### Instruction
Transcribe the records that follow. Keep every word exactly, and drop the pictures.

### Source data
____
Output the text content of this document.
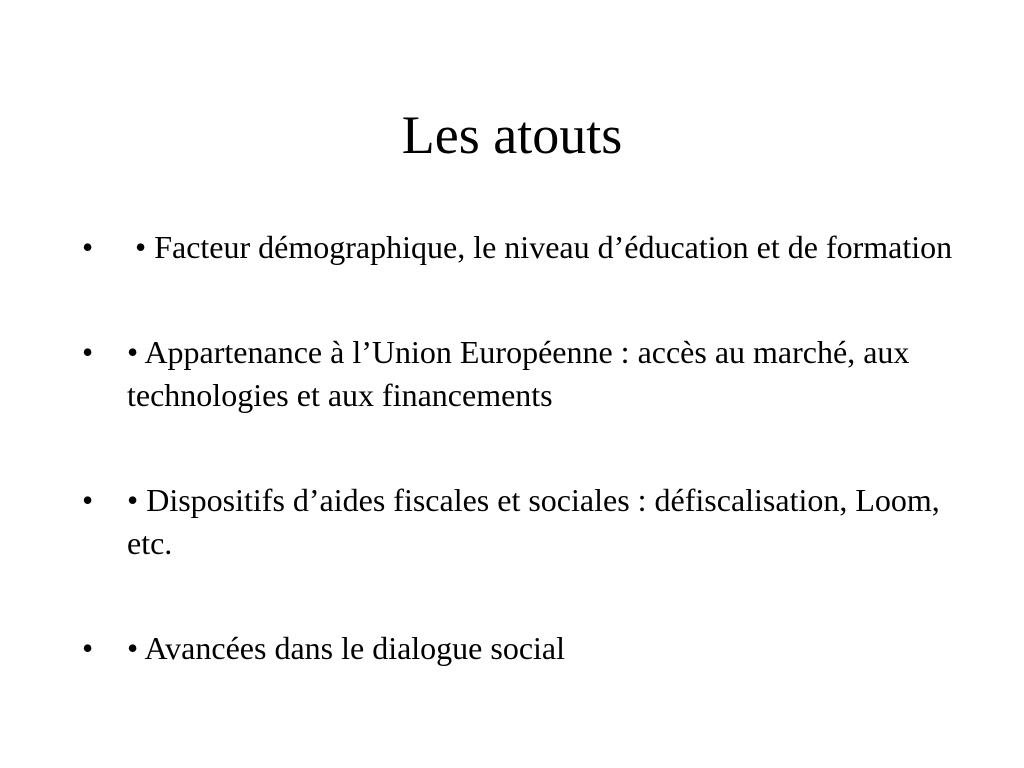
Les atouts
• • Facteur démographique, le niveau d’éducation et de formation
• • Appartenance à l’Union Européenne : accès au marché, aux technologies et aux financements
• • Dispositifs d’aides fiscales et sociales : défiscalisation, Loom, etc.
• • Avancées dans le dialogue social
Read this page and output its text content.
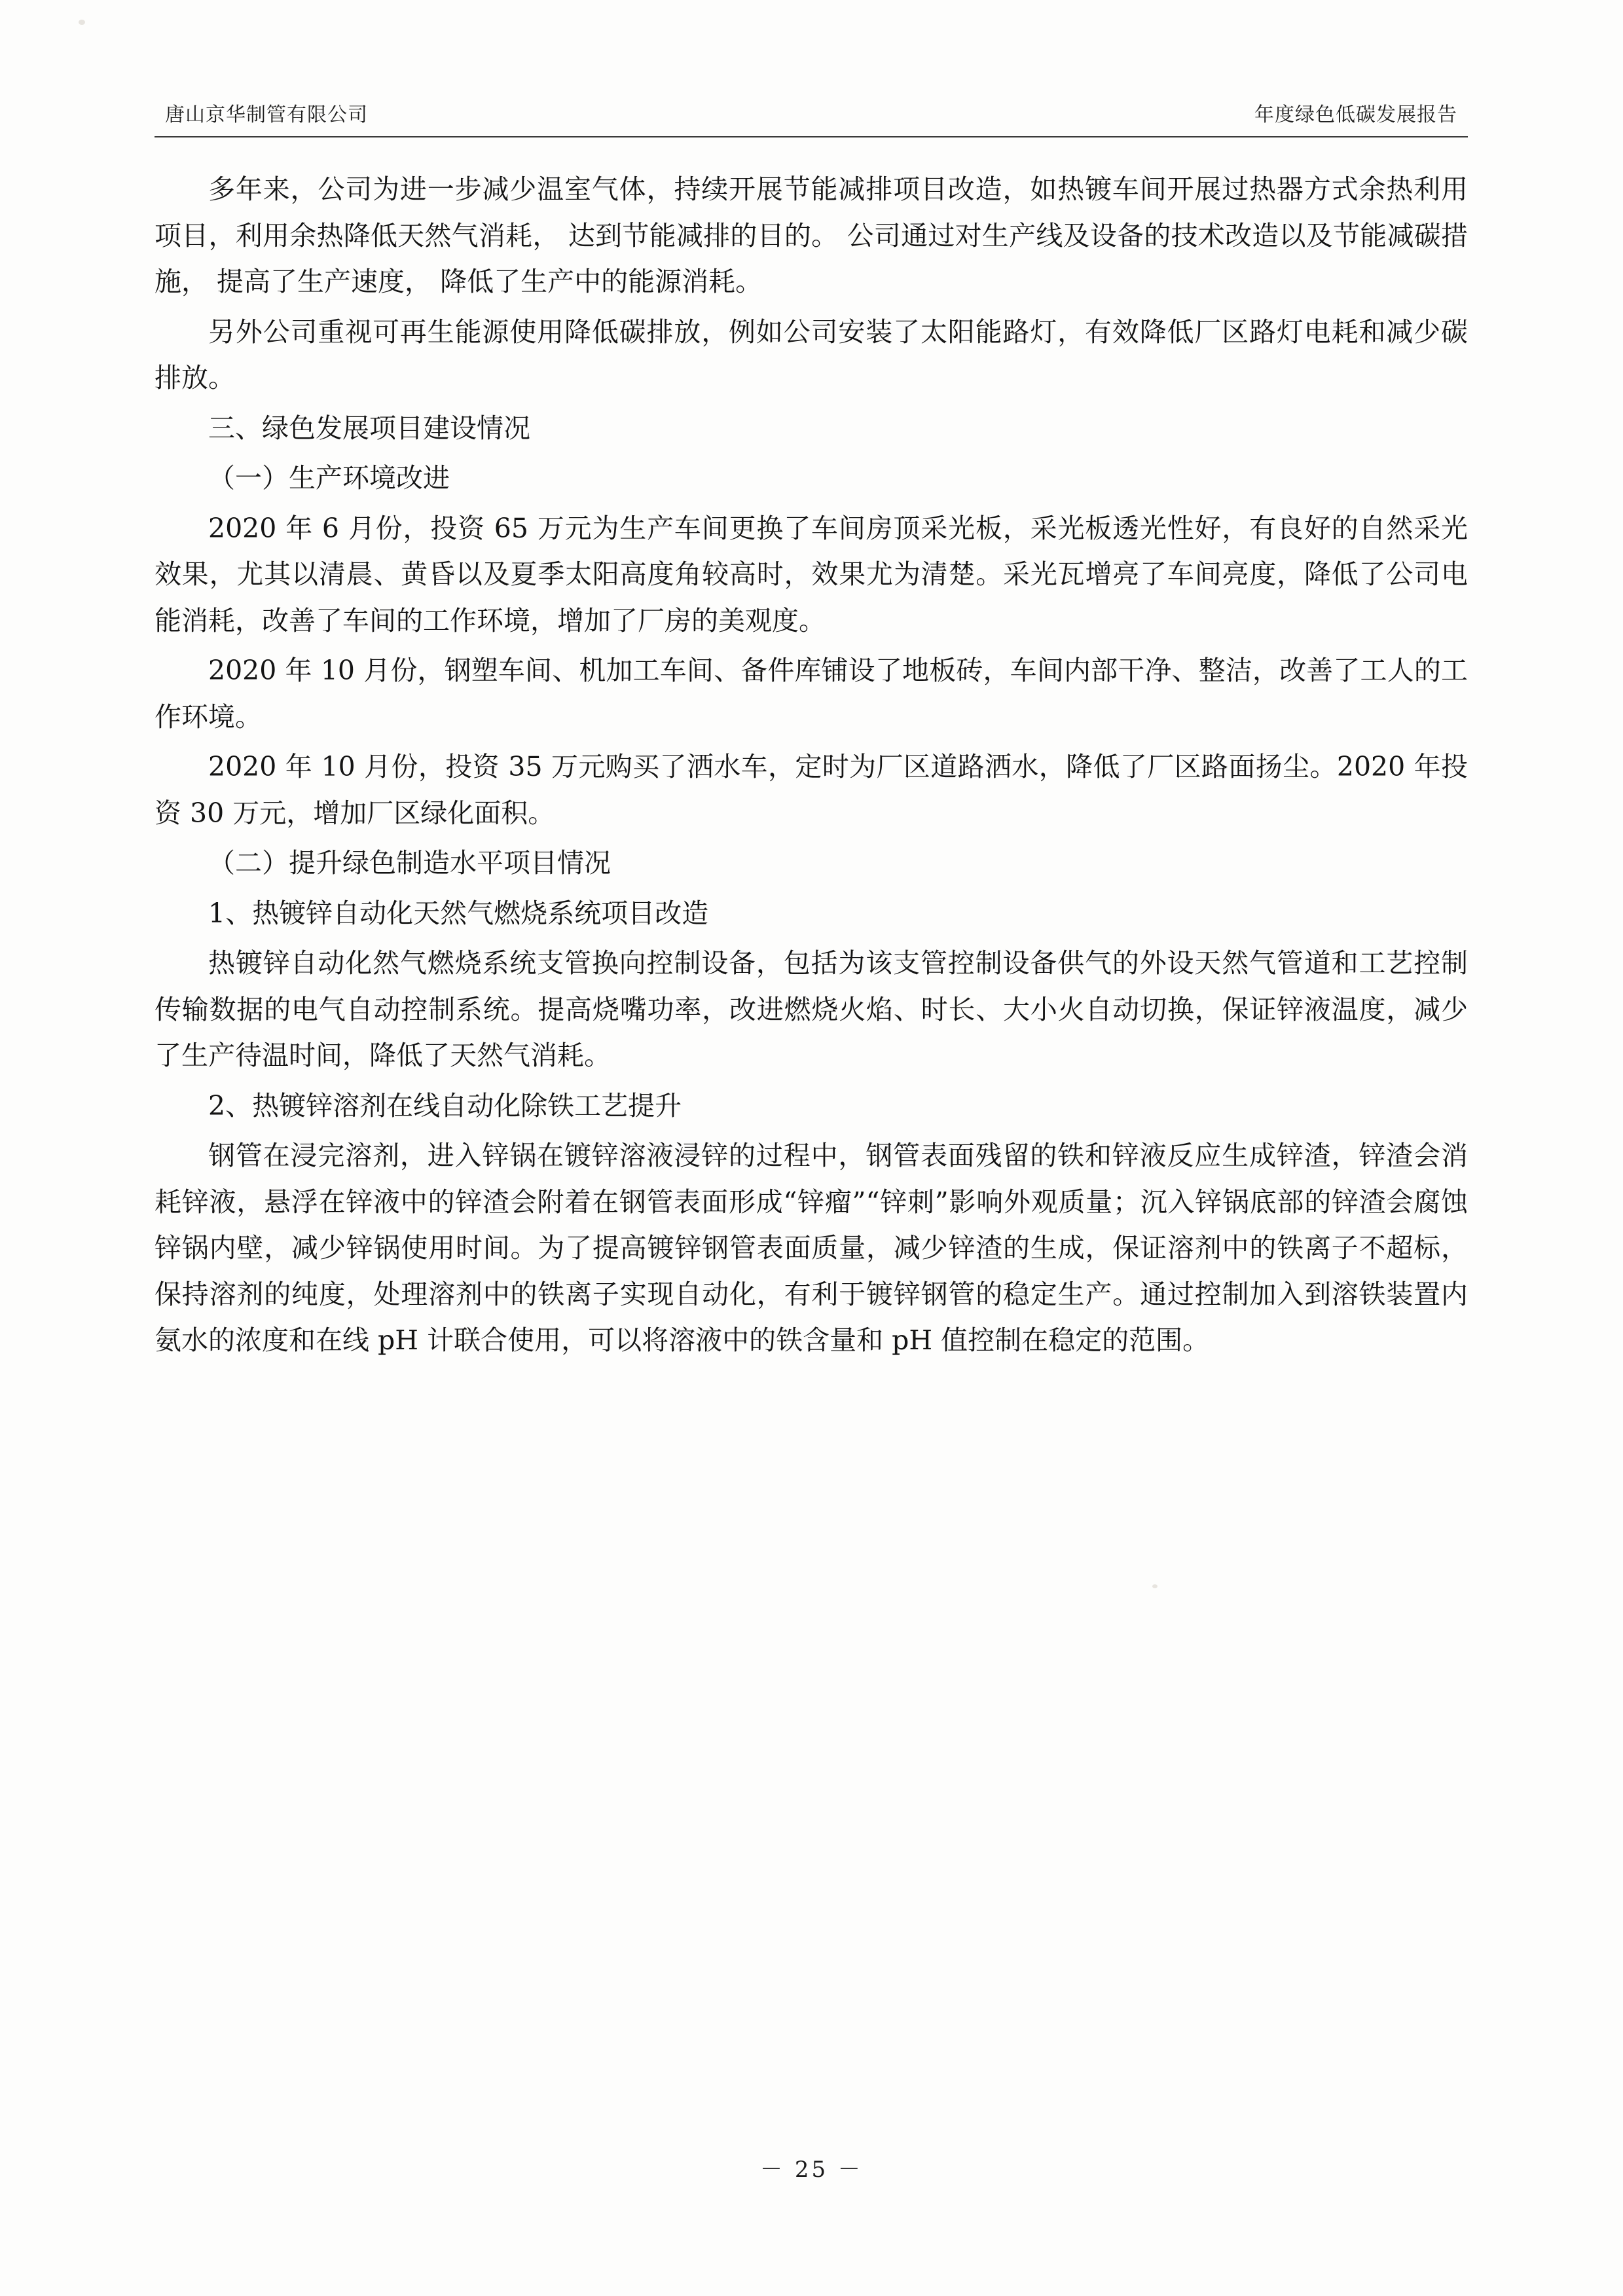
唐山京华制管有限公司	年度绿色低碳发展报告

多年来，公司为进一步减少温室气体，持续开展节能减排项目改造，如热镀车间开展过热器方式余热利用项目，利用余热降低天然气消耗， 达到节能减排的目的。 公司通过对生产线及设备的技术改造以及节能减碳措施， 提高了生产速度， 降低了生产中的能源消耗。

另外公司重视可再生能源使用降低碳排放，例如公司安装了太阳能路灯，有效降低厂区路灯电耗和减少碳排放。

三、绿色发展项目建设情况

（一）生产环境改进

2020 年 6 月份，投资 65 万元为生产车间更换了车间房顶采光板，采光板透光性好，有良好的自然采光效果，尤其以清晨、黄昏以及夏季太阳高度角较高时，效果尤为清楚。采光瓦增亮了车间亮度，降低了公司电能消耗，改善了车间的工作环境，增加了厂房的美观度。

2020 年 10 月份，钢塑车间、机加工车间、备件库铺设了地板砖，车间内部干净、整洁，改善了工人的工作环境。

2020 年 10 月份，投资 35 万元购买了洒水车，定时为厂区道路洒水，降低了厂区路面扬尘。2020 年投资 30 万元，增加厂区绿化面积。

（二）提升绿色制造水平项目情况

1、热镀锌自动化天然气燃烧系统项目改造

热镀锌自动化然气燃烧系统支管换向控制设备，包括为该支管控制设备供气的外设天然气管道和工艺控制传输数据的电气自动控制系统。提高烧嘴功率，改进燃烧火焰、时长、大小火自动切换，保证锌液温度，减少了生产待温时间，降低了天然气消耗。

2、热镀锌溶剂在线自动化除铁工艺提升

钢管在浸完溶剂，进入锌锅在镀锌溶液浸锌的过程中，钢管表面残留的铁和锌液反应生成锌渣，锌渣会消耗锌液，悬浮在锌液中的锌渣会附着在钢管表面形成“锌瘤”“锌刺”影响外观质量；沉入锌锅底部的锌渣会腐蚀锌锅内壁，减少锌锅使用时间。为了提高镀锌钢管表面质量，减少锌渣的生成，保证溶剂中的铁离子不超标，保持溶剂的纯度，处理溶剂中的铁离子实现自动化，有利于镀锌钢管的稳定生产。通过控制加入到溶铁装置内氨水的浓度和在线 pH 计联合使用，可以将溶液中的铁含量和 pH 值控制在稳定的范围。

－ 25 －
____
### Written answer
Output the text content of this document.
Les atouts
• • Facteur démographique, le niveau d’éducation et de formation
• • Appartenance à l’Union Européenne : accès au marché, aux technologies et aux financements
• • Dispositifs d’aides fiscales et sociales : défiscalisation, Loom, etc.
• • Avancées dans le dialogue social
Read this page and output its text content.
唐山京华制管有限公司	年度绿色低碳发展报告

多年来，公司为进一步减少温室气体，持续开展节能减排项目改造，如热镀车间开展过热器方式余热利用项目，利用余热降低天然气消耗， 达到节能减排的目的。 公司通过对生产线及设备的技术改造以及节能减碳措施， 提高了生产速度， 降低了生产中的能源消耗。

另外公司重视可再生能源使用降低碳排放，例如公司安装了太阳能路灯，有效降低厂区路灯电耗和减少碳排放。

三、绿色发展项目建设情况

（一）生产环境改进

2020 年 6 月份，投资 65 万元为生产车间更换了车间房顶采光板，采光板透光性好，有良好的自然采光效果，尤其以清晨、黄昏以及夏季太阳高度角较高时，效果尤为清楚。采光瓦增亮了车间亮度，降低了公司电能消耗，改善了车间的工作环境，增加了厂房的美观度。

2020 年 10 月份，钢塑车间、机加工车间、备件库铺设了地板砖，车间内部干净、整洁，改善了工人的工作环境。

2020 年 10 月份，投资 35 万元购买了洒水车，定时为厂区道路洒水，降低了厂区路面扬尘。2020 年投资 30 万元，增加厂区绿化面积。

（二）提升绿色制造水平项目情况

1、热镀锌自动化天然气燃烧系统项目改造

热镀锌自动化然气燃烧系统支管换向控制设备，包括为该支管控制设备供气的外设天然气管道和工艺控制传输数据的电气自动控制系统。提高烧嘴功率，改进燃烧火焰、时长、大小火自动切换，保证锌液温度，减少了生产待温时间，降低了天然气消耗。

2、热镀锌溶剂在线自动化除铁工艺提升

钢管在浸完溶剂，进入锌锅在镀锌溶液浸锌的过程中，钢管表面残留的铁和锌液反应生成锌渣，锌渣会消耗锌液，悬浮在锌液中的锌渣会附着在钢管表面形成“锌瘤”“锌刺”影响外观质量；沉入锌锅底部的锌渣会腐蚀锌锅内壁，减少锌锅使用时间。为了提高镀锌钢管表面质量，减少锌渣的生成，保证溶剂中的铁离子不超标，保持溶剂的纯度，处理溶剂中的铁离子实现自动化，有利于镀锌钢管的稳定生产。通过控制加入到溶铁装置内氨水的浓度和在线 pH 计联合使用，可以将溶液中的铁含量和 pH 值控制在稳定的范围。

－ 25 －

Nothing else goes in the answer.